Silva, et al. (2022)1 conduziram um estudo prospectivo de intervenção não controlada com 52 pacientes diagnosticados com RSC e os dividiram em dois grupos (n = 26 no grupo “Xilitol 1,67%” e n = 26 no grupo “Solução Salina”). Resultados mostraram que o grupo de pacientes que utilizou solução de xilitol no pós-operatório de cirurgia endoscópica endonasal apresentou melhora significativa dos sintomas álgicos (através da avaliação da escala visual analógica) (P < 0,001) e dos sintomas nasais (através da pontuação nos questionários NOSE (P < 0,002)  e SNOT-22 (P < 0,001)).  .

Em uma publicação recente na European Position Paper on Rhinosinusitis and Nasal Polyps (EPOS) 20202, foi elucidado a ação da molécula xilitol, esclarecendo que o açúcar diminui a concentração de sal do líquido da superfície das vias aéreas humanas que contém muitas substâncias antimicrobianas, com potencial para a melhoria do sistema imunológico inato e, assim, previnindo infecções das vias aéreas. Além disso, através da interrupção do transporte da parede celular da glicose e da glicólise intracelular, o xilitol pode inibir o crescimento bacteriano. O grupo diretor da EPOS recomenda o uso de irrigação salina nasal com adição de xilitol.

O European Forum for Research & Education in Allergy & Airway Diseases (EUFOREA) 20237 desenvolveu recentemente em colaboração com os principais líderes de opinião globais no campo das doenças das vias respiratórias inflamatórias crônicas, um guia de bolso (figura 3) com um novo algoritmo de tratamento com o objetivo de agilizar o acesso ao diagnóstico e tratamento da RSC. O algoritmo é baseado nos documentos EPOS 2020 e ICAR 2021 e projetado para uso na vida real. Vale destacar, que a solução salina esta presente em todas as etapas de tratamento e o xilitol é indicado mesmo para casos graves.

Figura 3: Algoritmo de tratamento do guia de bolso EUFOREA RSC. AB: Antibióticos; EUFOREA: Fórum Europeu para Investigação e Educação em Alergias e Doenças das Vias Aéreas; EVA: escala visual analógica.

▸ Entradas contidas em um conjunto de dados
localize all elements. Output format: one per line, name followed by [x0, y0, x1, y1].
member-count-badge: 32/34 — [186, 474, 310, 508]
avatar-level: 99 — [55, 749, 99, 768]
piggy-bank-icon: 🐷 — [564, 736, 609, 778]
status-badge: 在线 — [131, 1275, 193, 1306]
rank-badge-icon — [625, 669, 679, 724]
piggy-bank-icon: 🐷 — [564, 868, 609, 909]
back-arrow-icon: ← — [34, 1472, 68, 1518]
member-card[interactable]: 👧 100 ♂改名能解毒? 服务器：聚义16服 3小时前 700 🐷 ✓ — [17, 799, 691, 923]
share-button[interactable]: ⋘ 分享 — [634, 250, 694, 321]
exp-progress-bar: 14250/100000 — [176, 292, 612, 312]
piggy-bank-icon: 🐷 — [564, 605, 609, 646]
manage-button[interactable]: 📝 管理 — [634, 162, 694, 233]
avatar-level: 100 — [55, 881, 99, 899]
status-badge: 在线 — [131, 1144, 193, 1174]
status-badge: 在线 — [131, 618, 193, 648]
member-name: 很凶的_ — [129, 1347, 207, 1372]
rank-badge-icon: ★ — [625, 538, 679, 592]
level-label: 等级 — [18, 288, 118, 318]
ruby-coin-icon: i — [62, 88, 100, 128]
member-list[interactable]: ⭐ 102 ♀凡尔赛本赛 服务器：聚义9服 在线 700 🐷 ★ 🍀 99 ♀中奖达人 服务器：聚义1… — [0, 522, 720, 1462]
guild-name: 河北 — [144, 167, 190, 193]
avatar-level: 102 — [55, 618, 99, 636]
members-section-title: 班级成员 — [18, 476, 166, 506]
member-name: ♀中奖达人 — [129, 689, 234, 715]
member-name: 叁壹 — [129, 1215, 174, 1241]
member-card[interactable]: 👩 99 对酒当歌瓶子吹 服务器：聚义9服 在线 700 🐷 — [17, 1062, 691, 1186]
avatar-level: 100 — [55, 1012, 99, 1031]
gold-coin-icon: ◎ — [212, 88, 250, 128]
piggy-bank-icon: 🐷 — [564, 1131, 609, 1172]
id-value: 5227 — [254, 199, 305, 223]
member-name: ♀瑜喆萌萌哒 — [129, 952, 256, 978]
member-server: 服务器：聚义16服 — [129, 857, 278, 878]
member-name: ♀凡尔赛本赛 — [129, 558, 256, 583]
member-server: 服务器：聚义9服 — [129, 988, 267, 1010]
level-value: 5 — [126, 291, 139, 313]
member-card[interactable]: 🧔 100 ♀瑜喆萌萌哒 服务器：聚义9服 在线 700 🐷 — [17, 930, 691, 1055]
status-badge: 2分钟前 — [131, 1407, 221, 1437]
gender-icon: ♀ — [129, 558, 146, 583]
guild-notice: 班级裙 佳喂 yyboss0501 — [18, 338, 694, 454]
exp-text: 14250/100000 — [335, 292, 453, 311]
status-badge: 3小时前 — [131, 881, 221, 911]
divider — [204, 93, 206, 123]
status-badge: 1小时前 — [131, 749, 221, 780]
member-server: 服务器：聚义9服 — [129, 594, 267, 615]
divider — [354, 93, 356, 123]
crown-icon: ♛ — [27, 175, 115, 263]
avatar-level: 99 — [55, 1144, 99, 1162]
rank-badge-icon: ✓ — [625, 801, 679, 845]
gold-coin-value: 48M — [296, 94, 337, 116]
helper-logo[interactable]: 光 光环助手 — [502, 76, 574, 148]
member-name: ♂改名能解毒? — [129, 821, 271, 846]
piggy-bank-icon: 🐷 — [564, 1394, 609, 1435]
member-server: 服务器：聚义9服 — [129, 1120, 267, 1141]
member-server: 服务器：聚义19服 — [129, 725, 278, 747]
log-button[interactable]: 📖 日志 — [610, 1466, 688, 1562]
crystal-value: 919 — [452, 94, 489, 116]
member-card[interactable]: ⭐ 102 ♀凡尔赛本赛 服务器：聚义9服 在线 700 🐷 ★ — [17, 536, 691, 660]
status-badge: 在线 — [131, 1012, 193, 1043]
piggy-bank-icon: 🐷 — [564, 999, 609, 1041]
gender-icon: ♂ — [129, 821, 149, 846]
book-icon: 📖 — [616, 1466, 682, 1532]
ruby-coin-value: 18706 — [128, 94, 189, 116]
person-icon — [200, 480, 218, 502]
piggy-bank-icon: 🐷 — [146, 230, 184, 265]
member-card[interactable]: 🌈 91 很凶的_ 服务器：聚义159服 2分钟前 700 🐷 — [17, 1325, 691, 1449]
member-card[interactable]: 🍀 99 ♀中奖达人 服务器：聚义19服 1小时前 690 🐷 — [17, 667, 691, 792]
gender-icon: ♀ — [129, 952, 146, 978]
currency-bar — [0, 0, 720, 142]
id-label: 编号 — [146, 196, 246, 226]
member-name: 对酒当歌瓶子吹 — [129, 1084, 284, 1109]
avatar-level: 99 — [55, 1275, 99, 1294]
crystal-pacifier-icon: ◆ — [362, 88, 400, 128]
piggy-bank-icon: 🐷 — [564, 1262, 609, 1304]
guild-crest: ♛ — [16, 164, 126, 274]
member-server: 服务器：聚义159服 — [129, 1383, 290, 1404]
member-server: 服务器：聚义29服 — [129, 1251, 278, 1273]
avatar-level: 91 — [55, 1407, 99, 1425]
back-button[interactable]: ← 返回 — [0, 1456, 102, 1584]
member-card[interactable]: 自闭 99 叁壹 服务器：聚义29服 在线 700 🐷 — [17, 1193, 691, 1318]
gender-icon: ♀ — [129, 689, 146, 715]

▸ O que fazer
1: Responda às perguntas abaixo com base no trecho sobre o xilitol.
(a) Quantos pacientes participaram do estudo de Silva et al. (2022)?
(b) O que o grupo diretor da EPOS recomenda?
(c) Em quais documentos se baseia o algoritmo do guia de bolso do EUFOREA?
2: Transcreva o trecho sobre o xilitol desde "Figura 3: Algoritmo" até "escala visual analógica.", inclusive.
Baseie-se somente no trecho sobre o xilitol, sem recorrer às entradas.

▸ Lista de respostas
1:
(a) 52 pacientes.
(b) O uso de irrigação salina nasal com adição de xilitol.
(c) Nos documentos EPOS 2020 e ICAR 2021.

2:
Figura 3: Algoritmo de tratamento do guia de bolso EUFOREA RSC. AB: Antibióticos; EUFOREA: Fórum Europeu para Investigação e Educação em Alergias e Doenças das Vias Aéreas; EVA: escala visual analógica.